* EXERCISE DIRECTIONS
Make an exact copy of the entries below.

* MATERIAL SHOWN
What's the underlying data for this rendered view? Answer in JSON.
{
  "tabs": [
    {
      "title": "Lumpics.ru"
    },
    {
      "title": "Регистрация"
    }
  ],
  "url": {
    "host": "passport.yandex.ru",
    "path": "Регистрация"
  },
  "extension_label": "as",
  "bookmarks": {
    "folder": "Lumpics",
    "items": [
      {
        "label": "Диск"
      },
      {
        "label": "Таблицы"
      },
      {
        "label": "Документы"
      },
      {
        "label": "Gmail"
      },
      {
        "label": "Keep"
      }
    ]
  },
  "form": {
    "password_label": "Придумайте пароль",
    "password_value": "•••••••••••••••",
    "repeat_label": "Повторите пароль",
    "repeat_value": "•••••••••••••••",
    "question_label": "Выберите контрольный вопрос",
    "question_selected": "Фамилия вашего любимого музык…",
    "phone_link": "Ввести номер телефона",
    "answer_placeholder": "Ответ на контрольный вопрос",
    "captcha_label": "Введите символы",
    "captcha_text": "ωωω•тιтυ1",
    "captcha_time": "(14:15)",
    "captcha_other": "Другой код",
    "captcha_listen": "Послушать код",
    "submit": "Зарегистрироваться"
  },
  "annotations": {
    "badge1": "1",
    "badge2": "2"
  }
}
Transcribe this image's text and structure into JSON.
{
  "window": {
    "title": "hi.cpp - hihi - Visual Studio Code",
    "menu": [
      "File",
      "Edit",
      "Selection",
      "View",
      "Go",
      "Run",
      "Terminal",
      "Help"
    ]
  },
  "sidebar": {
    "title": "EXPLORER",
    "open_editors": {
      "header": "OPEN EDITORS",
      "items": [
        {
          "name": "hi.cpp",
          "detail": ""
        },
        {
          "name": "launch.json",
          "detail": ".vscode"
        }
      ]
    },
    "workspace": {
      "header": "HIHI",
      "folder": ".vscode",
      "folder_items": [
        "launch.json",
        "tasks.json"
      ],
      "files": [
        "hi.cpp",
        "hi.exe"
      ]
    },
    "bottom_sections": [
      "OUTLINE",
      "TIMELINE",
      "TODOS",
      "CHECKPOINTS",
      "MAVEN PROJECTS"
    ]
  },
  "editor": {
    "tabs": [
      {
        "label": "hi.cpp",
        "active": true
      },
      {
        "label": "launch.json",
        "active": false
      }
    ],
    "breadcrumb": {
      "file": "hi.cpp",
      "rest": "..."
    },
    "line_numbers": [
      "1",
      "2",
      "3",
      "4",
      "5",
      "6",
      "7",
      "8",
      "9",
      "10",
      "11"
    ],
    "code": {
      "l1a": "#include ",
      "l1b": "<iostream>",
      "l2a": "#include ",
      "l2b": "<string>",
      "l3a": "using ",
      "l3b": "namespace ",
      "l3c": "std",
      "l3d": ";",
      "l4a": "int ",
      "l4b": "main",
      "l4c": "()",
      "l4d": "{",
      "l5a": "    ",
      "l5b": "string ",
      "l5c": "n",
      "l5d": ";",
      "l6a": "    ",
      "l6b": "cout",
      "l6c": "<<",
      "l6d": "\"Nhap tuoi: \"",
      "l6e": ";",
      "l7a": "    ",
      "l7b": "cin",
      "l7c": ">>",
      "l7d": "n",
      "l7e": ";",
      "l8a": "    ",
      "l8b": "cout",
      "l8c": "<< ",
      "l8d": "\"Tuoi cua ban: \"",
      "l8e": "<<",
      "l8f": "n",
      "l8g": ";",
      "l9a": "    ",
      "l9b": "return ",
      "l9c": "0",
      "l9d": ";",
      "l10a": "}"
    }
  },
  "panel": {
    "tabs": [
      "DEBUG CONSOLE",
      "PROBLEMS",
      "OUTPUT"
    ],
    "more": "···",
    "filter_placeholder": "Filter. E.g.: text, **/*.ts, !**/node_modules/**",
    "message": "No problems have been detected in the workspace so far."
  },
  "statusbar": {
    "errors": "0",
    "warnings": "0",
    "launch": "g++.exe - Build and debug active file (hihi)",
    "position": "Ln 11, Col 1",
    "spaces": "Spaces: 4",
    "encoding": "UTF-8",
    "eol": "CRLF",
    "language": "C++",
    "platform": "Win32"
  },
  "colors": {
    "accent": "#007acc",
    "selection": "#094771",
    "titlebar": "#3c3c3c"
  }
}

* ANSWER TO THE EXERCISE
What's the underlying data for this rendered view? Answer in JSON.
{
  "tabs": [
    {
      "title": "Lumpics.ru"
    },
    {
      "title": "Регистрация"
    }
  ],
  "url": {
    "host": "passport.yandex.ru",
    "path": "Регистрация"
  },
  "extension_label": "as",
  "bookmarks": {
    "folder": "Lumpics",
    "items": [
      {
        "label": "Диск"
      },
      {
        "label": "Таблицы"
      },
      {
        "label": "Документы"
      },
      {
        "label": "Gmail"
      },
      {
        "label": "Keep"
      }
    ]
  },
  "form": {
    "password_label": "Придумайте пароль",
    "password_value": "•••••••••••••••",
    "repeat_label": "Повторите пароль",
    "repeat_value": "•••••••••••••••",
    "question_label": "Выберите контрольный вопрос",
    "question_selected": "Фамилия вашего любимого музык…",
    "phone_link": "Ввести номер телефона",
    "answer_placeholder": "Ответ на контрольный вопрос",
    "captcha_label": "Введите символы",
    "captcha_text": "ωωω•тιтυ1",
    "captcha_time": "(14:15)",
    "captcha_other": "Другой код",
    "captcha_listen": "Послушать код",
    "submit": "Зарегистрироваться"
  },
  "annotations": {
    "badge1": "1",
    "badge2": "2"
  }
}
Transcribe this image's text and structure into JSON.
{
  "window": {
    "title": "hi.cpp - hihi - Visual Studio Code",
    "menu": [
      "File",
      "Edit",
      "Selection",
      "View",
      "Go",
      "Run",
      "Terminal",
      "Help"
    ]
  },
  "sidebar": {
    "title": "EXPLORER",
    "open_editors": {
      "header": "OPEN EDITORS",
      "items": [
        {
          "name": "hi.cpp",
          "detail": ""
        },
        {
          "name": "launch.json",
          "detail": ".vscode"
        }
      ]
    },
    "workspace": {
      "header": "HIHI",
      "folder": ".vscode",
      "folder_items": [
        "launch.json",
        "tasks.json"
      ],
      "files": [
        "hi.cpp",
        "hi.exe"
      ]
    },
    "bottom_sections": [
      "OUTLINE",
      "TIMELINE",
      "TODOS",
      "CHECKPOINTS",
      "MAVEN PROJECTS"
    ]
  },
  "editor": {
    "tabs": [
      {
        "label": "hi.cpp",
        "active": true
      },
      {
        "label": "launch.json",
        "active": false
      }
    ],
    "breadcrumb": {
      "file": "hi.cpp",
      "rest": "..."
    },
    "line_numbers": [
      "1",
      "2",
      "3",
      "4",
      "5",
      "6",
      "7",
      "8",
      "9",
      "10",
      "11"
    ],
    "code": {
      "l1a": "#include ",
      "l1b": "<iostream>",
      "l2a": "#include ",
      "l2b": "<string>",
      "l3a": "using ",
      "l3b": "namespace ",
      "l3c": "std",
      "l3d": ";",
      "l4a": "int ",
      "l4b": "main",
      "l4c": "()",
      "l4d": "{",
      "l5a": "    ",
      "l5b": "string ",
      "l5c": "n",
      "l5d": ";",
      "l6a": "    ",
      "l6b": "cout",
      "l6c": "<<",
      "l6d": "\"Nhap tuoi: \"",
      "l6e": ";",
      "l7a": "    ",
      "l7b": "cin",
      "l7c": ">>",
      "l7d": "n",
      "l7e": ";",
      "l8a": "    ",
      "l8b": "cout",
      "l8c": "<< ",
      "l8d": "\"Tuoi cua ban: \"",
      "l8e": "<<",
      "l8f": "n",
      "l8g": ";",
      "l9a": "    ",
      "l9b": "return ",
      "l9c": "0",
      "l9d": ";",
      "l10a": "}"
    }
  },
  "panel": {
    "tabs": [
      "DEBUG CONSOLE",
      "PROBLEMS",
      "OUTPUT"
    ],
    "more": "···",
    "filter_placeholder": "Filter. E.g.: text, **/*.ts, !**/node_modules/**",
    "message": "No problems have been detected in the workspace so far."
  },
  "statusbar": {
    "errors": "0",
    "warnings": "0",
    "launch": "g++.exe - Build and debug active file (hihi)",
    "position": "Ln 11, Col 1",
    "spaces": "Spaces: 4",
    "encoding": "UTF-8",
    "eol": "CRLF",
    "language": "C++",
    "platform": "Win32"
  },
  "colors": {
    "accent": "#007acc",
    "selection": "#094771",
    "titlebar": "#3c3c3c"
  }
}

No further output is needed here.